Repeat verbatim every line of the material, beginning at the line that holds "Give me a plain-text" and ending at its last line.

-- start of The data --

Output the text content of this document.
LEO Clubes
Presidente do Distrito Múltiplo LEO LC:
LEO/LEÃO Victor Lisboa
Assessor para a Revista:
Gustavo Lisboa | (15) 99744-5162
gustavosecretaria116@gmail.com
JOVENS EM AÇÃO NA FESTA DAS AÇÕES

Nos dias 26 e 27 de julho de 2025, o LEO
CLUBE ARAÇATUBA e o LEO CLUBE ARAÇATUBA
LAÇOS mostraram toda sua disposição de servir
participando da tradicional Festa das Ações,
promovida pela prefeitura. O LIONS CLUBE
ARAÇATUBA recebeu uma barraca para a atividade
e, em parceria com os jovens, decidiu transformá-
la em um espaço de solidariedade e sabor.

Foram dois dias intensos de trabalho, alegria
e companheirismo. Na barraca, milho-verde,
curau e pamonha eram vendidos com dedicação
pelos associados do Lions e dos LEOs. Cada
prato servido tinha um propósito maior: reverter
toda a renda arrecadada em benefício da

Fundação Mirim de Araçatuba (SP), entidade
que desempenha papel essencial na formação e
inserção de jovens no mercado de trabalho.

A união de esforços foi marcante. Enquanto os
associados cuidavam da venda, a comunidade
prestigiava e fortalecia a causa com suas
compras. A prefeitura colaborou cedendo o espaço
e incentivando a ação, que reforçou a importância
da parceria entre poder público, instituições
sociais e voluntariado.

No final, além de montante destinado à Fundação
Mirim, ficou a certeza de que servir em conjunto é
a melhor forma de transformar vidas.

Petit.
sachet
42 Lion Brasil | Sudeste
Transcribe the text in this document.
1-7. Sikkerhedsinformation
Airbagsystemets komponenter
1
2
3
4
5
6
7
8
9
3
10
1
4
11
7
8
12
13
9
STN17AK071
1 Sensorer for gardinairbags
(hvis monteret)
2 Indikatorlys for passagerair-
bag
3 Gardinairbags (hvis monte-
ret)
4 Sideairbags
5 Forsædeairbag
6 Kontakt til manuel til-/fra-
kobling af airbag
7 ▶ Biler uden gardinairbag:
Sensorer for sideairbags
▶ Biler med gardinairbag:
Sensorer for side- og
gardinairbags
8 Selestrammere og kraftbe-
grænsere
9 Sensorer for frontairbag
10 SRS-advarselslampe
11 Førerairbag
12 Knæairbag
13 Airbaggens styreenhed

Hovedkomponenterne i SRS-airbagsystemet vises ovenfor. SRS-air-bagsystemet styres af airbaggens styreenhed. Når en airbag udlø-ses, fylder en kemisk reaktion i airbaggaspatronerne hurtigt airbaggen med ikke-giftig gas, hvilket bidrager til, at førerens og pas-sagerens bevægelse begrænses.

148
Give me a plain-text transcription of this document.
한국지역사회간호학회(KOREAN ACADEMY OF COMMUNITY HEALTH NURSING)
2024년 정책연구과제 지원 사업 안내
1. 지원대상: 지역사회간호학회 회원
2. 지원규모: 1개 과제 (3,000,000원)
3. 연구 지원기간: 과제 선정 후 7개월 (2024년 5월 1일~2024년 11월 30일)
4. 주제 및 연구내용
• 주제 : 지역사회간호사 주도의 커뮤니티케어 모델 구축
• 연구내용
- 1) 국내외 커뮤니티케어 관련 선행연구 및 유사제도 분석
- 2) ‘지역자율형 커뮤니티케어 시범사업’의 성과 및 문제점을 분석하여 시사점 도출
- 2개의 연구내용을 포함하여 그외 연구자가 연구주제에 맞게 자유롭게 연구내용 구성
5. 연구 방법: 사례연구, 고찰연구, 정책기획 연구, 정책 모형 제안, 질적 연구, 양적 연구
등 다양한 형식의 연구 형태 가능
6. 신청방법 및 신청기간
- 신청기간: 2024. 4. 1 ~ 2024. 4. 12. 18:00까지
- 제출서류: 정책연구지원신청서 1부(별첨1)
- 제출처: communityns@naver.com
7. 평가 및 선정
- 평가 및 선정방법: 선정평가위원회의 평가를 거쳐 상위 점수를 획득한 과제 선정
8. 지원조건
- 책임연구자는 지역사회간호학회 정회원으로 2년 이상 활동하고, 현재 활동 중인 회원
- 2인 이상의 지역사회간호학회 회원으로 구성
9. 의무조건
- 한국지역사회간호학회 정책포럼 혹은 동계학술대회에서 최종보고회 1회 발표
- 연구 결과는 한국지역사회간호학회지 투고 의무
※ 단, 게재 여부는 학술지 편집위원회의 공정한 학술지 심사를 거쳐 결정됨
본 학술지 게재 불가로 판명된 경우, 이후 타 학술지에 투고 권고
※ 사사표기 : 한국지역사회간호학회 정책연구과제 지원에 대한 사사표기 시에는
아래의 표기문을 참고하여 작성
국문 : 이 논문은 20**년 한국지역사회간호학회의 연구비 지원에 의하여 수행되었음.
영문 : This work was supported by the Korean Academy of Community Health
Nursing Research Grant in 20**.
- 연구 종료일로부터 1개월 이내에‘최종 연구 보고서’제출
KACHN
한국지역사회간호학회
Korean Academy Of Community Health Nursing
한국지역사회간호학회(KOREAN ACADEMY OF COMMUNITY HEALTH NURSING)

-- end of The data --

* Answer below *
Give me a plain-text transcription of this document.
한국지역사회간호학회(KOREAN ACADEMY OF COMMUNITY HEALTH NURSING)
2024년 정책연구과제 지원 사업 안내
1. 지원대상: 지역사회간호학회 회원
2. 지원규모: 1개 과제 (3,000,000원)
3. 연구 지원기간: 과제 선정 후 7개월 (2024년 5월 1일~2024년 11월 30일)
4. 주제 및 연구내용
• 주제 : 지역사회간호사 주도의 커뮤니티케어 모델 구축
• 연구내용
- 1) 국내외 커뮤니티케어 관련 선행연구 및 유사제도 분석
- 2) ‘지역자율형 커뮤니티케어 시범사업’의 성과 및 문제점을 분석하여 시사점 도출
- 2개의 연구내용을 포함하여 그외 연구자가 연구주제에 맞게 자유롭게 연구내용 구성
5. 연구 방법: 사례연구, 고찰연구, 정책기획 연구, 정책 모형 제안, 질적 연구, 양적 연구
등 다양한 형식의 연구 형태 가능
6. 신청방법 및 신청기간
- 신청기간: 2024. 4. 1 ~ 2024. 4. 12. 18:00까지
- 제출서류: 정책연구지원신청서 1부(별첨1)
- 제출처: communityns@naver.com
7. 평가 및 선정
- 평가 및 선정방법: 선정평가위원회의 평가를 거쳐 상위 점수를 획득한 과제 선정
8. 지원조건
- 책임연구자는 지역사회간호학회 정회원으로 2년 이상 활동하고, 현재 활동 중인 회원
- 2인 이상의 지역사회간호학회 회원으로 구성
9. 의무조건
- 한국지역사회간호학회 정책포럼 혹은 동계학술대회에서 최종보고회 1회 발표
- 연구 결과는 한국지역사회간호학회지 투고 의무
※ 단, 게재 여부는 학술지 편집위원회의 공정한 학술지 심사를 거쳐 결정됨
본 학술지 게재 불가로 판명된 경우, 이후 타 학술지에 투고 권고
※ 사사표기 : 한국지역사회간호학회 정책연구과제 지원에 대한 사사표기 시에는
아래의 표기문을 참고하여 작성
국문 : 이 논문은 20**년 한국지역사회간호학회의 연구비 지원에 의하여 수행되었음.
영문 : This work was supported by the Korean Academy of Community Health
Nursing Research Grant in 20**.
- 연구 종료일로부터 1개월 이내에‘최종 연구 보고서’제출
KACHN
한국지역사회간호학회
Korean Academy Of Community Health Nursing
한국지역사회간호학회(KOREAN ACADEMY OF COMMUNITY HEALTH NURSING)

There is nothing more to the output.